#### Record list
>> START

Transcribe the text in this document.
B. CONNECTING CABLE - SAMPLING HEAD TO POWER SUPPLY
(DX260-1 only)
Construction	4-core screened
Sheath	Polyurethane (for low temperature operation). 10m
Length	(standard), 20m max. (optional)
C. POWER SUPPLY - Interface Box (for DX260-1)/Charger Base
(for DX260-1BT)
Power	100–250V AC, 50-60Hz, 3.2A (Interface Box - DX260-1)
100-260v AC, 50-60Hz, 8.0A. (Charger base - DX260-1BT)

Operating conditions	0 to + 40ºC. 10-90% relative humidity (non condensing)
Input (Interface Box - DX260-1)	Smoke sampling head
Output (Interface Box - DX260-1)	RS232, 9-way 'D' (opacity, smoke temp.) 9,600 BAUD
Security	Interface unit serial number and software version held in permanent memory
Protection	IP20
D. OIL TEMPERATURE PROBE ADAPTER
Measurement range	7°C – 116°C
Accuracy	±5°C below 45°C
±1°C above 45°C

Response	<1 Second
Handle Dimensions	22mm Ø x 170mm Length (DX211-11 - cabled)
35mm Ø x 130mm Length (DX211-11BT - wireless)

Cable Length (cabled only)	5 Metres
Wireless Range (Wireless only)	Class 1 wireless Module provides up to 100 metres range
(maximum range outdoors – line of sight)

>> END

#### The problem
Pick out each line containing "Length" and report it.

#### Solution for this task
Length	(standard), 20m max. (optional)
Handle Dimensions	22mm Ø x 170mm Length (DX211-11 - cabled)
35mm Ø x 130mm Length (DX211-11BT - wireless)
Cable Length (cabled only)	5 Metres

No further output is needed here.